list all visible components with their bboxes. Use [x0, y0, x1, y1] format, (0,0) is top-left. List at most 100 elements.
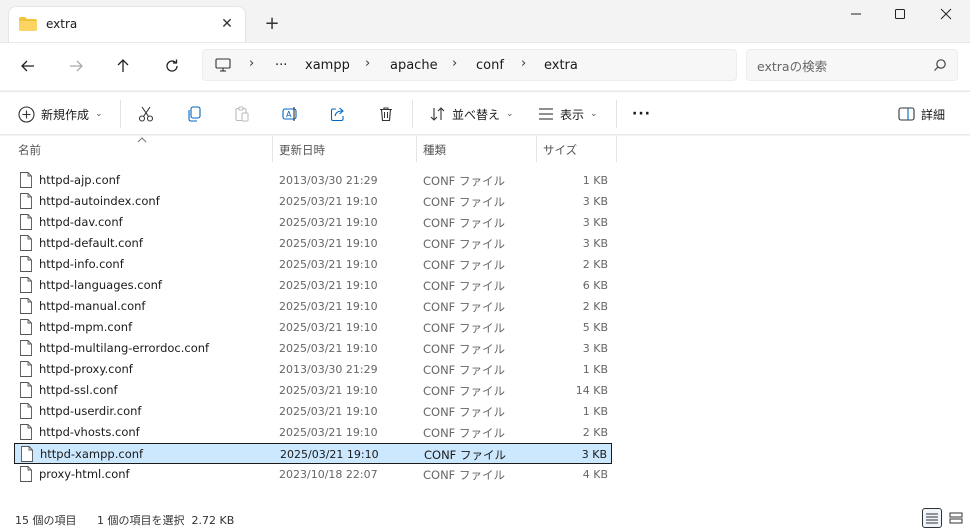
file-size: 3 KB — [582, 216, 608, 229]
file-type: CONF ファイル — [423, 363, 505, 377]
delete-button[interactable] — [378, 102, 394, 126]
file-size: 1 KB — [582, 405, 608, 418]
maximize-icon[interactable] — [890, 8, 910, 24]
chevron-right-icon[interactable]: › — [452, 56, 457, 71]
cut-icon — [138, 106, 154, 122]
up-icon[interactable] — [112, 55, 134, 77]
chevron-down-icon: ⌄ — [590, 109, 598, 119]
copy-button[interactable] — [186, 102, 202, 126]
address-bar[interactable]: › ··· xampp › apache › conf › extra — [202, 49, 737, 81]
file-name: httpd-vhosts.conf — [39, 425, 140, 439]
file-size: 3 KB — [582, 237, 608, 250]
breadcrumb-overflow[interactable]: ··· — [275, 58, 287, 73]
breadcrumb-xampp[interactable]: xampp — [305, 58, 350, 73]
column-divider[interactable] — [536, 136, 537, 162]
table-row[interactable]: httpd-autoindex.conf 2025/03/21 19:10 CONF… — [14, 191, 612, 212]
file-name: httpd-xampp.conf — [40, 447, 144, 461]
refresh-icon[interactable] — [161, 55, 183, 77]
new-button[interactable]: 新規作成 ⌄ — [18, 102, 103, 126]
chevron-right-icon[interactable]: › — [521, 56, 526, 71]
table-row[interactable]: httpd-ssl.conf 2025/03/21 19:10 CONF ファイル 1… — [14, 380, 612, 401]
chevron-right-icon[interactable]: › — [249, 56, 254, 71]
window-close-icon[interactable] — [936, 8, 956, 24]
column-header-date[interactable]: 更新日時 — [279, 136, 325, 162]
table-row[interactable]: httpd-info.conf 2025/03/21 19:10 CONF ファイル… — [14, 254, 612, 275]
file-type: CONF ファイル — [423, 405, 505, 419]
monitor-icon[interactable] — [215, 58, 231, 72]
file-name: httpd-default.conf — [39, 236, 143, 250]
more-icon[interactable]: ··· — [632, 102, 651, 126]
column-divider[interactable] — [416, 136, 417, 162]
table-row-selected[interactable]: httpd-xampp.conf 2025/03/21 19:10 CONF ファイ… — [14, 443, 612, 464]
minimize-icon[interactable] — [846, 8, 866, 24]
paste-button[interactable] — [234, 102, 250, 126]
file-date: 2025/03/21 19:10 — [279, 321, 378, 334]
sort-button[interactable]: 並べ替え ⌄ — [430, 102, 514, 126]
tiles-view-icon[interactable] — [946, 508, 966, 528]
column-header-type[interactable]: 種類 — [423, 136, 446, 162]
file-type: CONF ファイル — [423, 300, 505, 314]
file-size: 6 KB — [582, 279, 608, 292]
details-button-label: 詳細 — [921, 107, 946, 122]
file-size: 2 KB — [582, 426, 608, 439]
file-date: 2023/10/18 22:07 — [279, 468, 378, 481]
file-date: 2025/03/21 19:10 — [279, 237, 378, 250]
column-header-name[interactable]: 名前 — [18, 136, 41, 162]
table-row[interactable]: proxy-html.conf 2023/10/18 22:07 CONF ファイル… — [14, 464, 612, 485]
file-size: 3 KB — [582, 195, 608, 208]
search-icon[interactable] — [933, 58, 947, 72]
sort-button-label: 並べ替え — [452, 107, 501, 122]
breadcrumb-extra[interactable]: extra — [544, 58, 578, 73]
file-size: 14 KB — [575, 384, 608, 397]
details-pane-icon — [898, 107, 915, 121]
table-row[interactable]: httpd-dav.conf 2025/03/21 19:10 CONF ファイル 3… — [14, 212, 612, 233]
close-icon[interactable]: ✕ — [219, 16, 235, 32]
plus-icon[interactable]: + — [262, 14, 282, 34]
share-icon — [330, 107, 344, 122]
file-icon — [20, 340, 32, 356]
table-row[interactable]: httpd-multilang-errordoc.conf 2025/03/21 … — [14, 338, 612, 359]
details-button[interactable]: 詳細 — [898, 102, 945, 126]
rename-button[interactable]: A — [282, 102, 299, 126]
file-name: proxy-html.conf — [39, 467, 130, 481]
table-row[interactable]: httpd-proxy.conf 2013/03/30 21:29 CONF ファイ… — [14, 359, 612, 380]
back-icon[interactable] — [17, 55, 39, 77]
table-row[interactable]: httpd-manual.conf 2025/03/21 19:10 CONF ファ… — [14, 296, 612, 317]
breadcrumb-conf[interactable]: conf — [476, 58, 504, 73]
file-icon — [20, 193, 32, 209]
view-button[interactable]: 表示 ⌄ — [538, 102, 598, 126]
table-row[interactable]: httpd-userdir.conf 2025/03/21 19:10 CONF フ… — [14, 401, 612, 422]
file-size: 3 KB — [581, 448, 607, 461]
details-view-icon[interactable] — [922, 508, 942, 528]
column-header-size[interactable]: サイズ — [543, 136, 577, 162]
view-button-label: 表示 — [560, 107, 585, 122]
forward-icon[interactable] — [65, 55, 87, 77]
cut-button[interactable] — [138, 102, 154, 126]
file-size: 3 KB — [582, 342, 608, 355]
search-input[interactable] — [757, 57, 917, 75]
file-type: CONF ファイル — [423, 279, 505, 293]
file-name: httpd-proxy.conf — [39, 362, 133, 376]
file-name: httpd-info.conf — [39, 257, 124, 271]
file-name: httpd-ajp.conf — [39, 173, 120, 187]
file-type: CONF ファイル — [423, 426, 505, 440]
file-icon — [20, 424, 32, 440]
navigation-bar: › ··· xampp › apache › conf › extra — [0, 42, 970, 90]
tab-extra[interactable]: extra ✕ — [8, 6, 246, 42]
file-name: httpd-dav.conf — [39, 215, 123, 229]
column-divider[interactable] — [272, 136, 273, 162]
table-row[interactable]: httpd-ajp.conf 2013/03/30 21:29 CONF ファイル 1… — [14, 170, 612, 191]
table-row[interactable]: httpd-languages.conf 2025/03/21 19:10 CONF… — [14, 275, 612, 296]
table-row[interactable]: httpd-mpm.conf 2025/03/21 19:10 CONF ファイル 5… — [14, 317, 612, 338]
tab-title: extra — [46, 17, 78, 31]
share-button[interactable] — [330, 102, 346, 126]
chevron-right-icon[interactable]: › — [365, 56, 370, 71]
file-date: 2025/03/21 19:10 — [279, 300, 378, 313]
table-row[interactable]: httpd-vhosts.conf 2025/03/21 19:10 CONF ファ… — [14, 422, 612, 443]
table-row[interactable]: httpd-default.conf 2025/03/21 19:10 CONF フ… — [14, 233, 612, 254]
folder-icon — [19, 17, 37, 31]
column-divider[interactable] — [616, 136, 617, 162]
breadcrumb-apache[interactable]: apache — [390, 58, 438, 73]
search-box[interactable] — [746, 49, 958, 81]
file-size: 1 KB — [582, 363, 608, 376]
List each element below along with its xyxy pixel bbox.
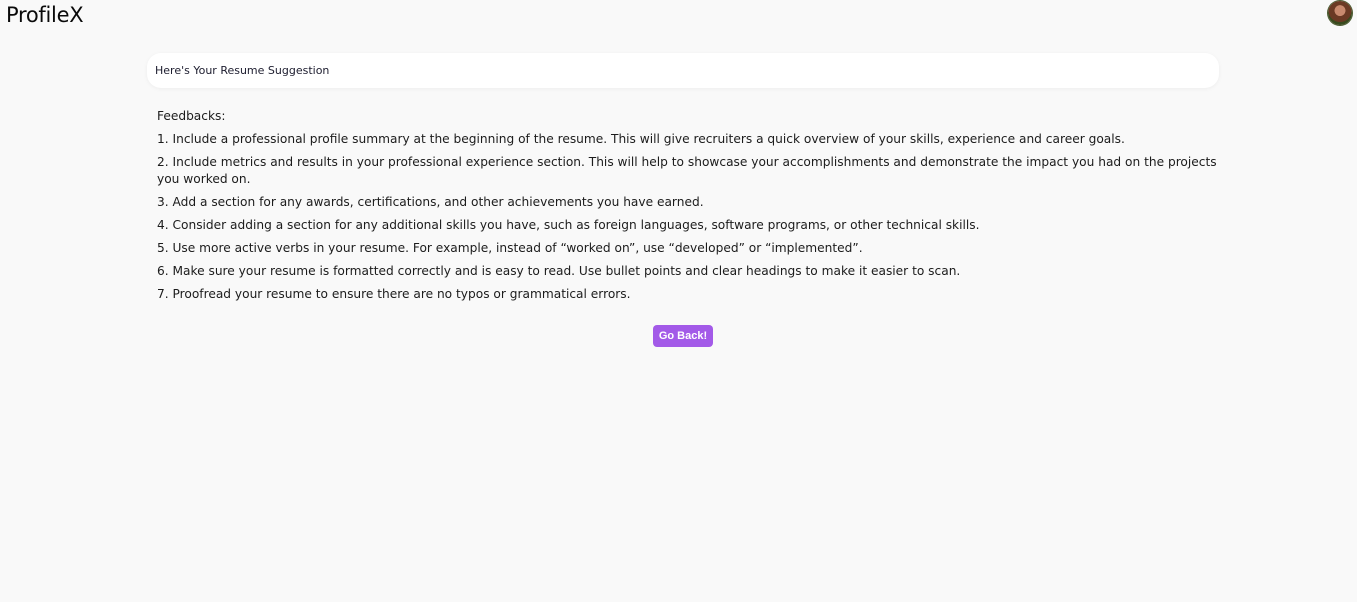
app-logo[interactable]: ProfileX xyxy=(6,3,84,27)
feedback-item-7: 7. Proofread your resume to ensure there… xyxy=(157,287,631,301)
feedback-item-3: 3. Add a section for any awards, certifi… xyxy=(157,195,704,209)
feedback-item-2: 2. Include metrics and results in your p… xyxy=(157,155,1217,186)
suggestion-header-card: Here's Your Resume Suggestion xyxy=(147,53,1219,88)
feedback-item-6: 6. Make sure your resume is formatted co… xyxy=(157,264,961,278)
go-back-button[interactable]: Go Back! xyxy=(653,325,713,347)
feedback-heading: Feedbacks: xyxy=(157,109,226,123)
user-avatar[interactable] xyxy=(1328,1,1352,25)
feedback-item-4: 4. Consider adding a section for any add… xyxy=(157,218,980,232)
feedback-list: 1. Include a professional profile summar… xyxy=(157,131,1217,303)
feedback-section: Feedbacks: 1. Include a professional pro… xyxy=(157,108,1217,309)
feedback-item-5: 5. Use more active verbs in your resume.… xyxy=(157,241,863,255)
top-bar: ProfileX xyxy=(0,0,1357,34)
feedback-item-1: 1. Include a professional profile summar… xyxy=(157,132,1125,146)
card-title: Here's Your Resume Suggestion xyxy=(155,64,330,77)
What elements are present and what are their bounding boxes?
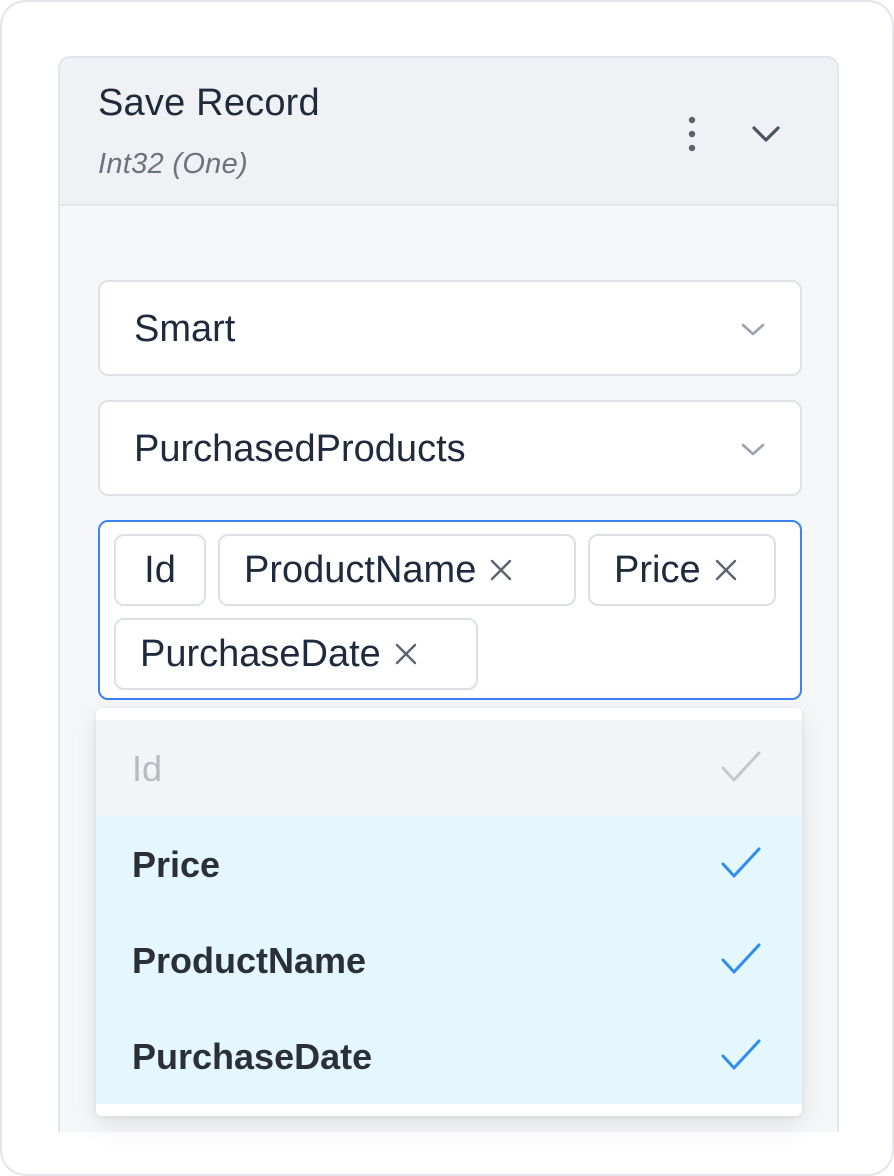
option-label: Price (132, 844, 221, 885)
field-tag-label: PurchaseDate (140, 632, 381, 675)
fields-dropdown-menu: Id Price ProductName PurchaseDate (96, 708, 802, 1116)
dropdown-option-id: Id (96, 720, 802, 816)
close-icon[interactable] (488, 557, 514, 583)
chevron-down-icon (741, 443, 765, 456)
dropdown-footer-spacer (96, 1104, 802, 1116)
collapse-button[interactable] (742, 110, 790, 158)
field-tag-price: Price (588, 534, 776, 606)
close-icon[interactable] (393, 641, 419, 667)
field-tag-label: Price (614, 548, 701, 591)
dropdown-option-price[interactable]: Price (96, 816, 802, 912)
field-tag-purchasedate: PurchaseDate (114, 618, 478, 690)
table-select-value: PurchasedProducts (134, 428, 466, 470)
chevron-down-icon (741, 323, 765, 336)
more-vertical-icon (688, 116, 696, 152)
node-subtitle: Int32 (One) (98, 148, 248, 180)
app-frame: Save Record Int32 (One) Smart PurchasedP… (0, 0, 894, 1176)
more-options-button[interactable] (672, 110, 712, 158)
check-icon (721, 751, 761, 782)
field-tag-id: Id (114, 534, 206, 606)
++++
§ Task: Show every line in the items above that contains the string "elements", matching case exactly.

§ Complete output:
list all visible components with their bboxes. Use [x0, y0, x1, y1] format, (0,0) is top-left. List at most 100 elements.
What elements are present and what are their bounding boxes?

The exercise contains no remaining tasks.